■ **What is being asked**
Your task is to transcribe all of the records exactly and leave out the pictures.

— begin Material —

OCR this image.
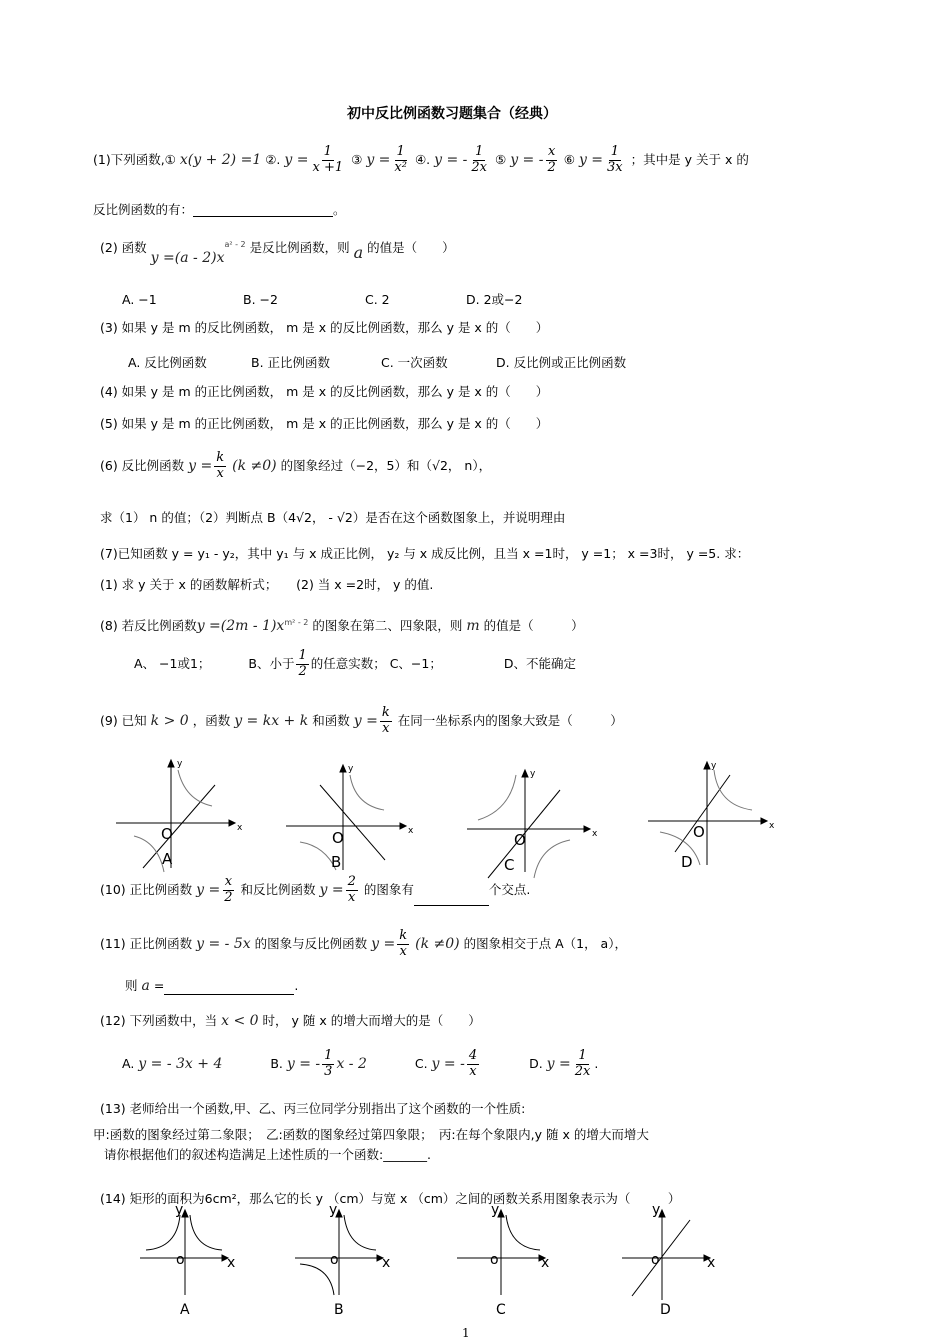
初中反比例函数习题集合（经典）
(1)下列函数,① x(y + 2) =1 ②. $y = \frac{1}{x +1}$ ③ $y = \frac{1}{\text{x²}}$ ④. y = - $\frac{1}{2x}$ ⑤ y = - $\frac{x}{2}$ ⑥ $y = \frac{1}{3x}$ ；其中是 y 关于 x 的
反比例函数的有：	。
(2) 函数 $y =(a - 2)x^{a^2 - 2}$ 是反比例函数，则 a 的值是（　　）
A. −1	B. −2	C. 2	D. 2或−2
(3) 如果 y 是 m 的反比例函数， m 是 x 的反比例函数，那么 y 是 x 的（　　）
A. 反比例函数	B. 正比例函数	C. 一次函数	D. 反比例或正比例函数
(4) 如果 y 是 m 的正比例函数， m 是 x 的反比例函数，那么 y 是 x 的（　　）
(5) 如果 y 是 m 的正比例函数， m 是 x 的正比例函数，那么 y 是 x 的（　　）
(6) 反比例函数 $y = \frac{k}{x} (k \ne 0)$ 的图象经过（−2，5）和（√2， n），
求（1） n 的值；（2）判断点 B（4√2， - √2）是否在这个函数图象上，并说明理由
(7)已知函数 y = y₁ - y₂，其中 y₁ 与 x 成正比例， y₂ 与 x 成反比例，且当 x =1时， y =1； x =3时， y =5. 求：
(1) 求 y 关于 x 的函数解析式；　　(2) 当 x =2时， y 的值.
(8) 若反比例函数$y =(2m - 1)x^{m^2 - 2}$ 的图象在第二、四象限，则 m 的值是（　　　）
A、 −1或1；	B、小于 $\frac{1}{2}$ 的任意实数； C、−1；	D、不能确定
(9) 已知 k > 0 ，函数 y = kx + k 和函数 $y = \frac{k}{x}$ 在同一坐标系内的图象大致是（　　　）
y
x
y
x
y
x
y
x
O
A
O
B
O
C
O
D
(10) 正比例函数 $y = \frac{x}{2}$ 和反比例函数 $y = \frac{2}{x}$ 的图象有	个交点.
(11) 正比例函数 y = - 5x 的图象与反比例函数 $y = \frac{k}{x} (k \ne 0)$ 的图象相交于点 A（1， a），
则 a =	.
(12) 下列函数中，当 x < 0 时， y 随 x 的增大而增大的是（　　）
A. y = - 3x + 4	B. y = - $\frac{1}{3}$ x - 2	C. y = - $\frac{4}{x}$	D. $y = \frac{1}{2x}$ .
(13) 老师给出一个函数,甲、乙、丙三位同学分别指出了这个函数的一个性质:
甲:函数的图象经过第二象限；　乙:函数的图象经过第四象限；　丙:在每个象限内,y 随 x 的增大而增大
请你根据他们的叙述构造满足上述性质的一个函数:_______.
(14) 矩形的面积为6cm²，那么它的长 y （cm）与宽 x （cm）之间的函数关系用图象表示为（　　　）
y
x
o
y
x
o
y
x
o
y
x
o
A	B	C	D
1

— end Material —

■ **Written response**
OCR this image.
初中反比例函数习题集合（经典）
(1)下列函数,① x(y + 2) =1 ②. $y = \frac{1}{x +1}$ ③ $y = \frac{1}{\text{x²}}$ ④. y = - $\frac{1}{2x}$ ⑤ y = - $\frac{x}{2}$ ⑥ $y = \frac{1}{3x}$ ；其中是 y 关于 x 的
反比例函数的有：	。
(2) 函数 $y =(a - 2)x^{a^2 - 2}$ 是反比例函数，则 a 的值是（　　）
A. −1	B. −2	C. 2	D. 2或−2
(3) 如果 y 是 m 的反比例函数， m 是 x 的反比例函数，那么 y 是 x 的（　　）
A. 反比例函数	B. 正比例函数	C. 一次函数	D. 反比例或正比例函数
(4) 如果 y 是 m 的正比例函数， m 是 x 的反比例函数，那么 y 是 x 的（　　）
(5) 如果 y 是 m 的正比例函数， m 是 x 的正比例函数，那么 y 是 x 的（　　）
(6) 反比例函数 $y = \frac{k}{x} (k \ne 0)$ 的图象经过（−2，5）和（√2， n），
求（1） n 的值；（2）判断点 B（4√2， - √2）是否在这个函数图象上，并说明理由
(7)已知函数 y = y₁ - y₂，其中 y₁ 与 x 成正比例， y₂ 与 x 成反比例，且当 x =1时， y =1； x =3时， y =5. 求：
(1) 求 y 关于 x 的函数解析式；　　(2) 当 x =2时， y 的值.
(8) 若反比例函数$y =(2m - 1)x^{m^2 - 2}$ 的图象在第二、四象限，则 m 的值是（　　　）
A、 −1或1；	B、小于 $\frac{1}{2}$ 的任意实数； C、−1；	D、不能确定
(9) 已知 k > 0 ，函数 y = kx + k 和函数 $y = \frac{k}{x}$ 在同一坐标系内的图象大致是（　　　）
y
x
y
x
y
x
y
x
O
A
O
B
O
C
O
D
(10) 正比例函数 $y = \frac{x}{2}$ 和反比例函数 $y = \frac{2}{x}$ 的图象有	个交点.
(11) 正比例函数 y = - 5x 的图象与反比例函数 $y = \frac{k}{x} (k \ne 0)$ 的图象相交于点 A（1， a），
则 a =	.
(12) 下列函数中，当 x < 0 时， y 随 x 的增大而增大的是（　　）
A. y = - 3x + 4	B. y = - $\frac{1}{3}$ x - 2	C. y = - $\frac{4}{x}$	D. $y = \frac{1}{2x}$ .
(13) 老师给出一个函数,甲、乙、丙三位同学分别指出了这个函数的一个性质:
甲:函数的图象经过第二象限；　乙:函数的图象经过第四象限；　丙:在每个象限内,y 随 x 的增大而增大
请你根据他们的叙述构造满足上述性质的一个函数:_______.
(14) 矩形的面积为6cm²，那么它的长 y （cm）与宽 x （cm）之间的函数关系用图象表示为（　　　）
y
x
o
y
x
o
y
x
o
y
x
o
A	B	C	D
1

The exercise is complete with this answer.